**Work instructions:** Check each line of the data for "plain" and select those that have it.

**** Task data

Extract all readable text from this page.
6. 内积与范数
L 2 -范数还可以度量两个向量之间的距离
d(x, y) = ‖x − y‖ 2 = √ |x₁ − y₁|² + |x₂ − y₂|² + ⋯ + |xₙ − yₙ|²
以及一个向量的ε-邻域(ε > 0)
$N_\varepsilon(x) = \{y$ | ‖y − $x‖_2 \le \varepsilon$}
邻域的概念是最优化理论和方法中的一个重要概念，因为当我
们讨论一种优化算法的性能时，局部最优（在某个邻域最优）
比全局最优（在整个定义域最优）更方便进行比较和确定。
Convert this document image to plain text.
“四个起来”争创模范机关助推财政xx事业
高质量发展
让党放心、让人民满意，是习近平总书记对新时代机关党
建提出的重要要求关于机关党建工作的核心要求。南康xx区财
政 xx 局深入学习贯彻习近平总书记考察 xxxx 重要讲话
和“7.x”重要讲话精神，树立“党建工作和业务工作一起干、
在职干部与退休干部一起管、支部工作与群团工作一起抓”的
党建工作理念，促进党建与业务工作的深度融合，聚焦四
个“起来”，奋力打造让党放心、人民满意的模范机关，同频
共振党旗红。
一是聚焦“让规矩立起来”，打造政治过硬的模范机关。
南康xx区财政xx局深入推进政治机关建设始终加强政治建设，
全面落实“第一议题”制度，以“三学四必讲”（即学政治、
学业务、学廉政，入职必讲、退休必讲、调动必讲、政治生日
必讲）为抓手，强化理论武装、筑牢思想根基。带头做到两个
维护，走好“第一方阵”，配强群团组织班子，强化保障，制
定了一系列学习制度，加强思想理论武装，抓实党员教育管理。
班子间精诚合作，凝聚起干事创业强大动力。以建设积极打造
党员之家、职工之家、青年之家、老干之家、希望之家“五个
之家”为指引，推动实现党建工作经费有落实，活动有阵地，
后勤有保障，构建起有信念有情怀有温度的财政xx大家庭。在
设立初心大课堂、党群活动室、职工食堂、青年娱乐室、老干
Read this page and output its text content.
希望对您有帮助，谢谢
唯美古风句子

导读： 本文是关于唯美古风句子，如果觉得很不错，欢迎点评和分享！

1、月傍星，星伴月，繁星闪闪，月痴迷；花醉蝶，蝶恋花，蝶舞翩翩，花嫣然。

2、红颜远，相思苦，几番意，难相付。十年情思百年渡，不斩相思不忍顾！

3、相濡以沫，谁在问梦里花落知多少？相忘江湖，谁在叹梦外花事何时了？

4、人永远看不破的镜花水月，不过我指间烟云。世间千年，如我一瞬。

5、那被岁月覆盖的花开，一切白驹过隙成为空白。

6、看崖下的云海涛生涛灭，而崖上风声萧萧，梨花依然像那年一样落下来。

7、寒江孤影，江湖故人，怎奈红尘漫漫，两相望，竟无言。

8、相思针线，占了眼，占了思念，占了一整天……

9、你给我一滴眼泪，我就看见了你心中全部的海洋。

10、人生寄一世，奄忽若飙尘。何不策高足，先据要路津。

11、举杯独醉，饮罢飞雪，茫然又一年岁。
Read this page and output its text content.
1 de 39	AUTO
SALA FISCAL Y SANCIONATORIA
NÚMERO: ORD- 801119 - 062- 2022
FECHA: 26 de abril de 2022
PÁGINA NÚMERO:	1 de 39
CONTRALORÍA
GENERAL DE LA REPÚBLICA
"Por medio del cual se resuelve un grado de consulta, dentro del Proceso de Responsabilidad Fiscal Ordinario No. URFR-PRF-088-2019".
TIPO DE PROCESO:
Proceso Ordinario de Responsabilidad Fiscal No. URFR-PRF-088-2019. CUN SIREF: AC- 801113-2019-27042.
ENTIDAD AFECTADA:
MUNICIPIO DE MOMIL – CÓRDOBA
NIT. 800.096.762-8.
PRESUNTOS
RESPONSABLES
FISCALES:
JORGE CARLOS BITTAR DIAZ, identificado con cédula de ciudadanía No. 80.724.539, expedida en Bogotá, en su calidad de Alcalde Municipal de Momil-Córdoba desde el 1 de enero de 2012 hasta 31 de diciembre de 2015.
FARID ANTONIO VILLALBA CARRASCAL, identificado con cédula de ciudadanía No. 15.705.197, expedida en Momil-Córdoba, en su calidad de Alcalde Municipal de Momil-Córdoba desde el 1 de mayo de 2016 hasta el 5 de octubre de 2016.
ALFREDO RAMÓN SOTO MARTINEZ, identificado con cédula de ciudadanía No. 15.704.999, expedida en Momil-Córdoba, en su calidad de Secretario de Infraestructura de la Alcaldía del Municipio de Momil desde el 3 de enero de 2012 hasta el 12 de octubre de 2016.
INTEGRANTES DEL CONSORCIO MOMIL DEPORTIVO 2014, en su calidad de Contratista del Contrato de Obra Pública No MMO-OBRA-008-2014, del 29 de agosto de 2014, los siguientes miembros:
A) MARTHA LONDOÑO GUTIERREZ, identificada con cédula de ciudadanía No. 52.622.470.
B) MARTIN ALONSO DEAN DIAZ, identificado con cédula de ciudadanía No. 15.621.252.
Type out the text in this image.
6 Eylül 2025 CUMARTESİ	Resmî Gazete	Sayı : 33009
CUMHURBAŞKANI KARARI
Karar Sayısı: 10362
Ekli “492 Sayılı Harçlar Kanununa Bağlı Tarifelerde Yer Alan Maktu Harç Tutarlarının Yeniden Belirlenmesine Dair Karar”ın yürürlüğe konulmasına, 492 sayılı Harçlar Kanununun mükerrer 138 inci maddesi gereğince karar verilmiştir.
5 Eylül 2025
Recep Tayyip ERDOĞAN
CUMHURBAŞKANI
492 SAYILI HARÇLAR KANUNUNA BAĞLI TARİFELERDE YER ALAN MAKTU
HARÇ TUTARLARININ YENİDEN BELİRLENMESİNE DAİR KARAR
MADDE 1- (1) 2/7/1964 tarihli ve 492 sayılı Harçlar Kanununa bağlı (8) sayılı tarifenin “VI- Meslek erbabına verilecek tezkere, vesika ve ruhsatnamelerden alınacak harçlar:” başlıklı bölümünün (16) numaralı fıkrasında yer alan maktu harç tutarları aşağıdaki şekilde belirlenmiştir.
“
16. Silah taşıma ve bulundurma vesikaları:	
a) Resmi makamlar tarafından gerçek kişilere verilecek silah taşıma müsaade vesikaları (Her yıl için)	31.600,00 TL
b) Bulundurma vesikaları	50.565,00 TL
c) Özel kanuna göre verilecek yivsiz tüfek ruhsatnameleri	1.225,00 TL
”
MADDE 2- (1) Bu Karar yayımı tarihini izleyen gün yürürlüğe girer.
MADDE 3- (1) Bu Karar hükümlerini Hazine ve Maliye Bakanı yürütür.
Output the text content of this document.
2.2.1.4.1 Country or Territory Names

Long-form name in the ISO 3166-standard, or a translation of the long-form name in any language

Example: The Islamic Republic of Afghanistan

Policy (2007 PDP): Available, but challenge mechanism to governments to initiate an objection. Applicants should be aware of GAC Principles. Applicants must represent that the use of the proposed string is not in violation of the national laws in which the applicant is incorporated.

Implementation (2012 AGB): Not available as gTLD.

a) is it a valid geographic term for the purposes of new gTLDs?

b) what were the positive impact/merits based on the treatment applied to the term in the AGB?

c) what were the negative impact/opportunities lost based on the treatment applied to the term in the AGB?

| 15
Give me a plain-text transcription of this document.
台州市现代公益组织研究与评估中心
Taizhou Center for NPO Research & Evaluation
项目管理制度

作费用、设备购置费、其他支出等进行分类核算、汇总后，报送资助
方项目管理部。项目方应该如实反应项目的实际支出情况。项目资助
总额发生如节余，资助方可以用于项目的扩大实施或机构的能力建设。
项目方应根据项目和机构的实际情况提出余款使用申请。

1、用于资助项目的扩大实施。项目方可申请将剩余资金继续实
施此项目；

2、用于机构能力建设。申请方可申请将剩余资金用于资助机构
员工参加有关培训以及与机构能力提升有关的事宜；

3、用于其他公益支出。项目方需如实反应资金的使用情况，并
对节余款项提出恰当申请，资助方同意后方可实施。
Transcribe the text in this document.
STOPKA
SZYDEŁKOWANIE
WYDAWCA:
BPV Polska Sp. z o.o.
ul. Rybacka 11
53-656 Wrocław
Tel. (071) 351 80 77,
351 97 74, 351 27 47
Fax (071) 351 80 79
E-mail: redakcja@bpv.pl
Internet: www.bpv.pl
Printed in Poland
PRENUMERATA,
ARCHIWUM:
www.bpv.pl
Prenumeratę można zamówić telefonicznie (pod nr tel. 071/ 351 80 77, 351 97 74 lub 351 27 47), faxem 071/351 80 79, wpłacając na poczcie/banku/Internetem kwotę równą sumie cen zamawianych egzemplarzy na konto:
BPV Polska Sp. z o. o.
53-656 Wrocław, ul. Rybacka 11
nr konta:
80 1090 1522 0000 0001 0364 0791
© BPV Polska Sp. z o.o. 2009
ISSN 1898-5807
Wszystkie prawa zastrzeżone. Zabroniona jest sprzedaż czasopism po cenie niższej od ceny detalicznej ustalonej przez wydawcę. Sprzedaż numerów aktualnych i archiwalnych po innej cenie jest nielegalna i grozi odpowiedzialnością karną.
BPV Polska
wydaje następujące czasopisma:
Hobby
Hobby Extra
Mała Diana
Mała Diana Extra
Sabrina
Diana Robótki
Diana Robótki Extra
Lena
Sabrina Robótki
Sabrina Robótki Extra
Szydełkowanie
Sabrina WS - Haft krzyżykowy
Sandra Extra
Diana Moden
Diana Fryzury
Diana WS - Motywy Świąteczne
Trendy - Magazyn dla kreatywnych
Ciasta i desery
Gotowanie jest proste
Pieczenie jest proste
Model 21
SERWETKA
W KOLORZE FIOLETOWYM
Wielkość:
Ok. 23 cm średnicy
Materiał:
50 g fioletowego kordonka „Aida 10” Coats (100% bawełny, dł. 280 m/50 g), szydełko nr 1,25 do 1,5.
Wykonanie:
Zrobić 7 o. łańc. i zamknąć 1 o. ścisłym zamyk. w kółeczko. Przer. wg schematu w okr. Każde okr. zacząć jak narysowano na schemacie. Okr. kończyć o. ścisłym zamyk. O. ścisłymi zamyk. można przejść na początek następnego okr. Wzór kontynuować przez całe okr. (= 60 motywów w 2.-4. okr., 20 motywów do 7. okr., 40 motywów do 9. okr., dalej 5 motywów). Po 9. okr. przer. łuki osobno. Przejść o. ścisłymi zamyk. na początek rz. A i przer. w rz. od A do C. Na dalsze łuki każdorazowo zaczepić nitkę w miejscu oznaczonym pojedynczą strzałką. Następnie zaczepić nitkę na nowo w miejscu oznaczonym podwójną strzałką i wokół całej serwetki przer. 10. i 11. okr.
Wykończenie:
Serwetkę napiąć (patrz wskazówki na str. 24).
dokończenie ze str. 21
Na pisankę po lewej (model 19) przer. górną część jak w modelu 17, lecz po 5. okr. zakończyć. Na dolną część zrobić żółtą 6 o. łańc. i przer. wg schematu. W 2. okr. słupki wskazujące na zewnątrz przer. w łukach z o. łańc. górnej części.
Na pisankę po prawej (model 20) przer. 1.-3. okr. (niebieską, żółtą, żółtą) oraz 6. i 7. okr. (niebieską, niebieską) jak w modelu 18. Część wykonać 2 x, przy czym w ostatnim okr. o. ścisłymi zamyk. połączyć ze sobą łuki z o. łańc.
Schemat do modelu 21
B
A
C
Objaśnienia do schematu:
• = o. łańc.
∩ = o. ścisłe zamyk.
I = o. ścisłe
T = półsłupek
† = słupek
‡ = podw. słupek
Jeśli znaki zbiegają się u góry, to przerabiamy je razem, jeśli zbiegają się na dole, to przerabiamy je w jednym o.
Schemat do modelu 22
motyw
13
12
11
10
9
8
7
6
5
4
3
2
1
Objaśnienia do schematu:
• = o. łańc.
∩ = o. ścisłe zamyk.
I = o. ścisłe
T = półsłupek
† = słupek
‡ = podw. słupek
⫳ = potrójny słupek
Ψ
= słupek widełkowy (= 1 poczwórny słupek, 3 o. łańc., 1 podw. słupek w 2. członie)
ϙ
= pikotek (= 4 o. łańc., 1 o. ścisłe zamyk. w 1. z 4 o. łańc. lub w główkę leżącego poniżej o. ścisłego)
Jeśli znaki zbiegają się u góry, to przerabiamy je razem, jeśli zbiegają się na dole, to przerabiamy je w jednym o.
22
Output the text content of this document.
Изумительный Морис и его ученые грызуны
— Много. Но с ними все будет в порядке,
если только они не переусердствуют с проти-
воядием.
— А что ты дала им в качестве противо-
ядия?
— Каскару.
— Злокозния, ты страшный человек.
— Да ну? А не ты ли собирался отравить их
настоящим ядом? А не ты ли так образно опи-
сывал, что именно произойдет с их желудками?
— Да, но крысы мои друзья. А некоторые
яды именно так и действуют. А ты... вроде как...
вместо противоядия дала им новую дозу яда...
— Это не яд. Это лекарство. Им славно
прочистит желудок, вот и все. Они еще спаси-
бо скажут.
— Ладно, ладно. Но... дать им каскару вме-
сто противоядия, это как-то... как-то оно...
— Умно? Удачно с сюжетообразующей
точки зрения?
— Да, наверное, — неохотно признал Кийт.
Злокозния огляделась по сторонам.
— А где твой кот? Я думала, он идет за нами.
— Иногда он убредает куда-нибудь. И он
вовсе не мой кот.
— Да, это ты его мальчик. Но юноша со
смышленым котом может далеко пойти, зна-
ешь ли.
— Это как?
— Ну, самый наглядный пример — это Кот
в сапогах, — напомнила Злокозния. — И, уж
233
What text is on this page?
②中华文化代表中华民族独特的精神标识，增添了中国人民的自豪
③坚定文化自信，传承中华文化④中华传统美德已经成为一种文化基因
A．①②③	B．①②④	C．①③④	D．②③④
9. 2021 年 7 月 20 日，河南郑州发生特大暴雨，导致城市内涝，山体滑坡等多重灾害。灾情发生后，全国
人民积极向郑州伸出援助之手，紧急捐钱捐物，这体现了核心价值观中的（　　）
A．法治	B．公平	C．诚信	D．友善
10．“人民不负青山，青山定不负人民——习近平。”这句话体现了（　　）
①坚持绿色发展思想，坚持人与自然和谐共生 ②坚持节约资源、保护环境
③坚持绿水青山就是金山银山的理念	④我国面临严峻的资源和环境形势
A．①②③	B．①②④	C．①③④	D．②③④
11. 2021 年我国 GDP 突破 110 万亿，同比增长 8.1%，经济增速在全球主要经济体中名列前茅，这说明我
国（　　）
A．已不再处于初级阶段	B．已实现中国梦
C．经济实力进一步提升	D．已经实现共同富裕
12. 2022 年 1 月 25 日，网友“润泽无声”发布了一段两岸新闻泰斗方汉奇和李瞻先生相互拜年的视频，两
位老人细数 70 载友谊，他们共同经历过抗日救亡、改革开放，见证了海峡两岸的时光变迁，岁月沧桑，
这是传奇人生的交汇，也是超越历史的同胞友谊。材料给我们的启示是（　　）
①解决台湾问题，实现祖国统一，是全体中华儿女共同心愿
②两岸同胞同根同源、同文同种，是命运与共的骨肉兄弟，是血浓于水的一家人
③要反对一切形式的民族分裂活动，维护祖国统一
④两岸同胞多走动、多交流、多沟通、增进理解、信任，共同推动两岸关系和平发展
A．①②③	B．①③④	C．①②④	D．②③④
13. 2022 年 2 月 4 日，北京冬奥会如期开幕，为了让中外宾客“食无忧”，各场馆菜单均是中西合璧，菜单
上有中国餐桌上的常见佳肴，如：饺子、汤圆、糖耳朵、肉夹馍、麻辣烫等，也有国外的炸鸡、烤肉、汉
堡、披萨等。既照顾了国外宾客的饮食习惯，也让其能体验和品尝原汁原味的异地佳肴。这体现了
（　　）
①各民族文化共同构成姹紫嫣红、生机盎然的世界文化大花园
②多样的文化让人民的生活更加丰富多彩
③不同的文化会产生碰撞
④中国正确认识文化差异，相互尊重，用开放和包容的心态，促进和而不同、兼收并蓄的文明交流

********

**Complete response:**
Convert this document image to plain text.
Give me a plain-text transcription of this document.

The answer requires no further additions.